Extracts from a graphics dataset:
☆ ☆ ☆

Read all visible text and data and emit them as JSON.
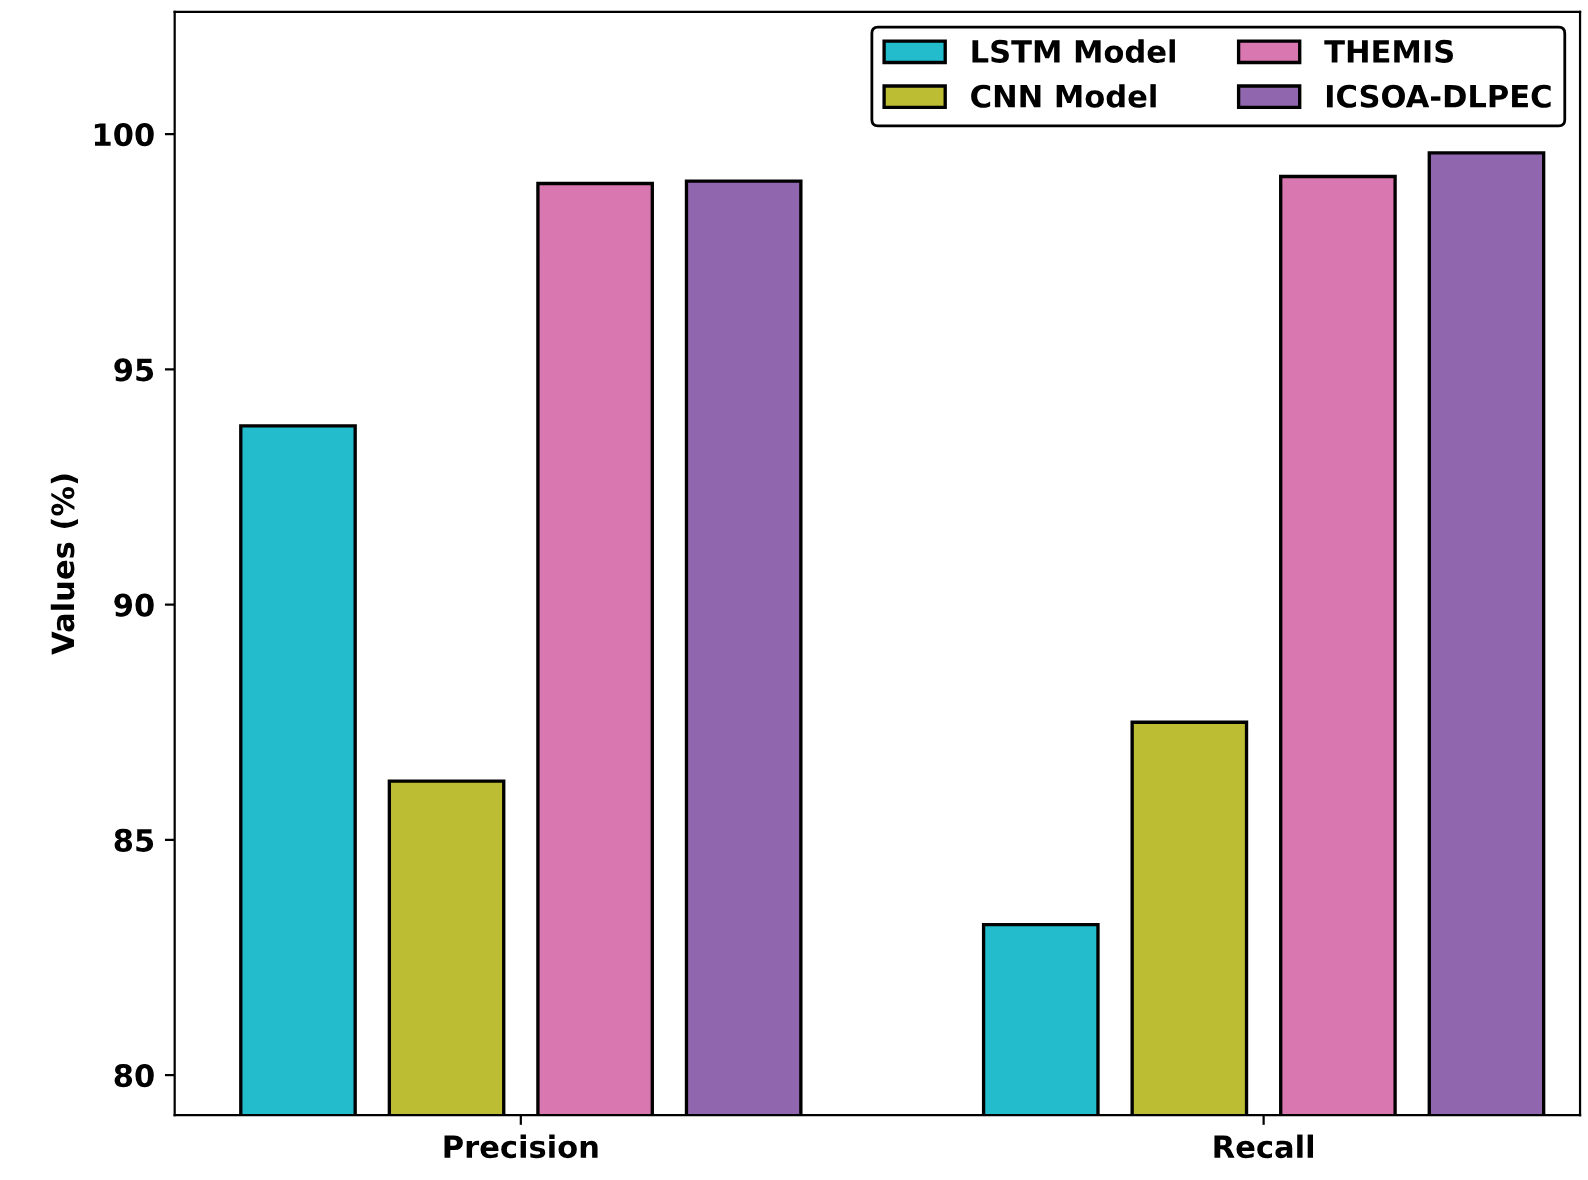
{
  "chart_data": {
    "type": "bar",
    "ylabel": "Values (%)",
    "categories": [
      "Precision",
      "Recall"
    ],
    "series": [
      {
        "name": "LSTM Model",
        "color": "#22bccd",
        "values": [
          93.8,
          83.2
        ]
      },
      {
        "name": "CNN Model",
        "color": "#bdbd33",
        "values": [
          86.25,
          87.5
        ]
      },
      {
        "name": "THEMIS",
        "color": "#d877b0",
        "values": [
          98.95,
          99.1
        ]
      },
      {
        "name": "ICSOA-DLPEC",
        "color": "#9066ae",
        "values": [
          99.0,
          99.6
        ]
      }
    ],
    "ylim": [
      79.15,
      102.6
    ],
    "yticks": [
      80,
      85,
      90,
      95,
      100
    ],
    "grid": false,
    "legend": "top right"
  }
}
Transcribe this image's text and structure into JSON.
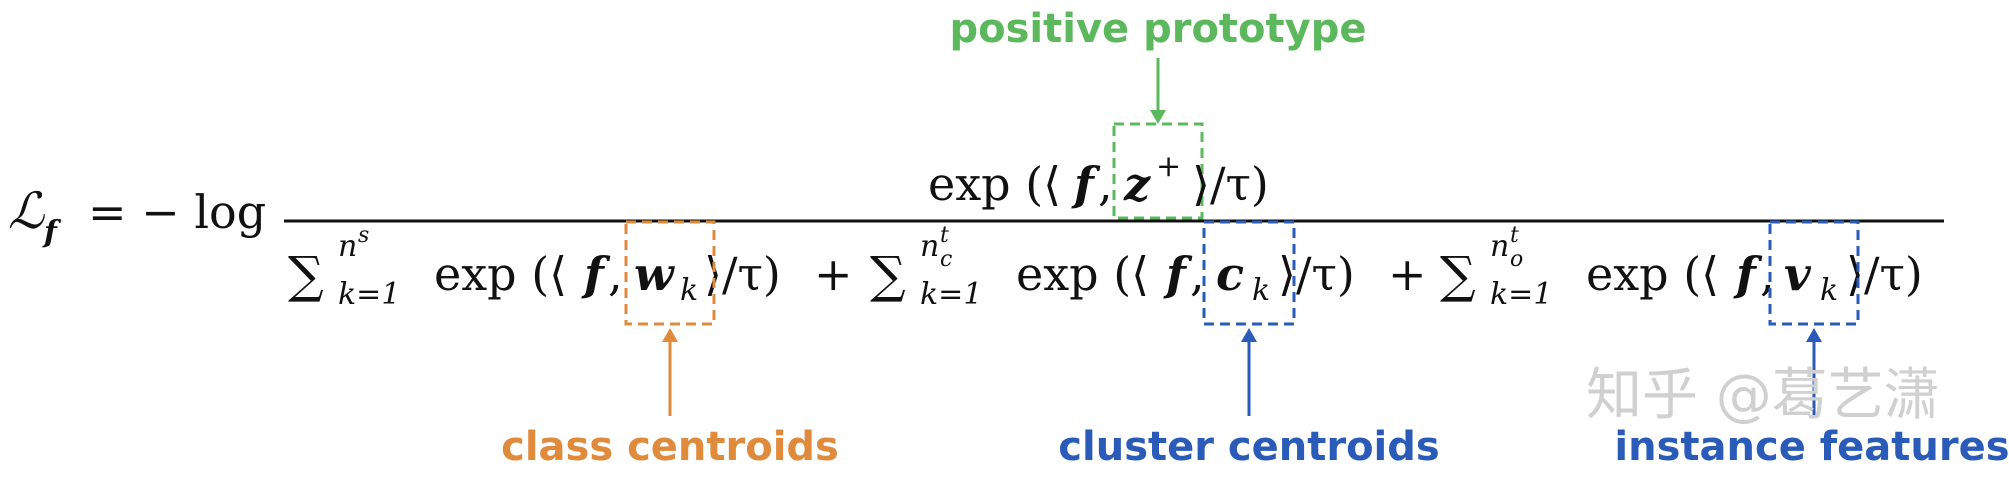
{
  "equation": {
    "lhs": "ℒ",
    "lhs_sub": "f",
    "equals_minus_log": "= − log",
    "numerator": {
      "exp_open": "exp (⟨",
      "f": "f",
      "comma": ",",
      "z": "z",
      "z_sup": "+",
      "close": "⟩/τ)"
    },
    "denominator": {
      "term1": {
        "sigma": "∑",
        "sup_n": "n",
        "sup_n_sup": "s",
        "sub": "k=1",
        "exp_open": "exp (⟨",
        "f": "f",
        "comma": ",",
        "vec": "w",
        "vec_sub": "k",
        "close": "⟩/τ)",
        "plus": "+"
      },
      "term2": {
        "sigma": "∑",
        "sup_n": "n",
        "sup_n_sup": "t",
        "sup_n_sub": "c",
        "sub": "k=1",
        "exp_open": "exp (⟨",
        "f": "f",
        "comma": ",",
        "vec": "c",
        "vec_sub": "k",
        "close": "⟩/τ)",
        "plus": "+"
      },
      "term3": {
        "sigma": "∑",
        "sup_n": "n",
        "sup_n_sup": "t",
        "sup_n_sub": "o",
        "sub": "k=1",
        "exp_open": "exp (⟨",
        "f": "f",
        "comma": ",",
        "vec": "v",
        "vec_sub": "k",
        "close": "⟩/τ)"
      }
    }
  },
  "annotations": {
    "positive": {
      "text": "positive prototype",
      "color": "#5cb85c"
    },
    "class": {
      "text": "class centroids",
      "color": "#e08a3c"
    },
    "cluster": {
      "text": "cluster centroids",
      "color": "#2a5bb8"
    },
    "instance": {
      "text": "instance features",
      "color": "#2a5bb8"
    }
  },
  "watermark": "知乎 @葛艺潇"
}
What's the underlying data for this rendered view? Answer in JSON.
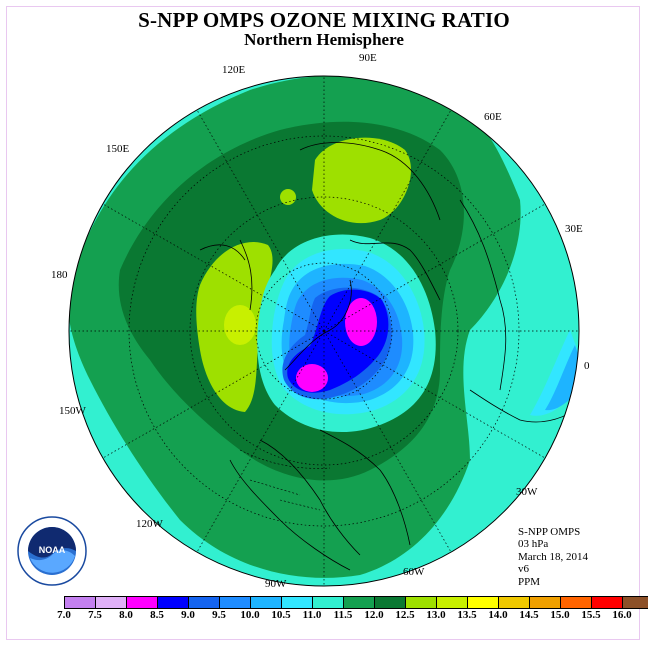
{
  "title": "S-NPP OMPS OZONE MIXING RATIO",
  "subtitle": "Northern Hemisphere",
  "longitude_labels": [
    "90E",
    "120E",
    "60E",
    "150E",
    "30E",
    "180",
    "0",
    "150W",
    "30W",
    "120W",
    "60W",
    "90W"
  ],
  "info": {
    "instrument": "S-NPP OMPS",
    "level": "03 hPa",
    "date": "March 18, 2014",
    "version": "v6",
    "units": "PPM"
  },
  "colorbar": {
    "ticks": [
      "7.0",
      "7.5",
      "8.0",
      "8.5",
      "9.0",
      "9.5",
      "10.0",
      "10.5",
      "11.0",
      "11.5",
      "12.0",
      "12.5",
      "13.0",
      "13.5",
      "14.0",
      "14.5",
      "15.0",
      "15.5",
      "16.0"
    ],
    "colors": [
      "#c480f0",
      "#e0b0f8",
      "#ff00ff",
      "#0000ff",
      "#1464f0",
      "#1e8cff",
      "#1eb4ff",
      "#32e6ff",
      "#32f0d0",
      "#14a050",
      "#0a7832",
      "#9ee000",
      "#c8f000",
      "#ffff00",
      "#f0c800",
      "#f0a000",
      "#ff6400",
      "#ff0000",
      "#8c5028"
    ]
  },
  "logo_text": "NOAA"
}
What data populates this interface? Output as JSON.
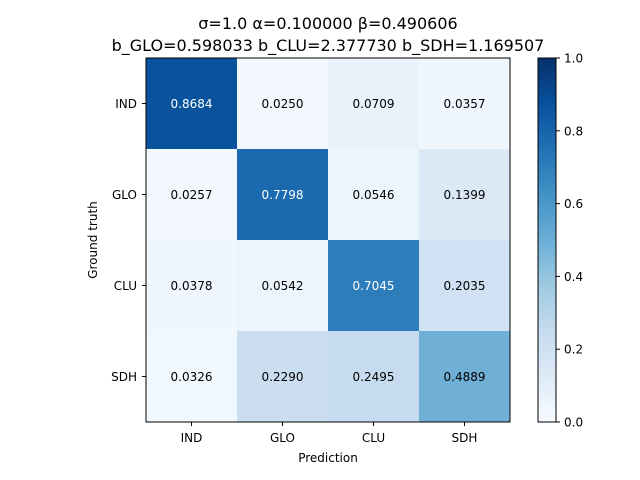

☆ ☆ ☆

- Job
A single figure is required: the number of lines above in which the word "JSON" occurs.

- Output for this exercise
4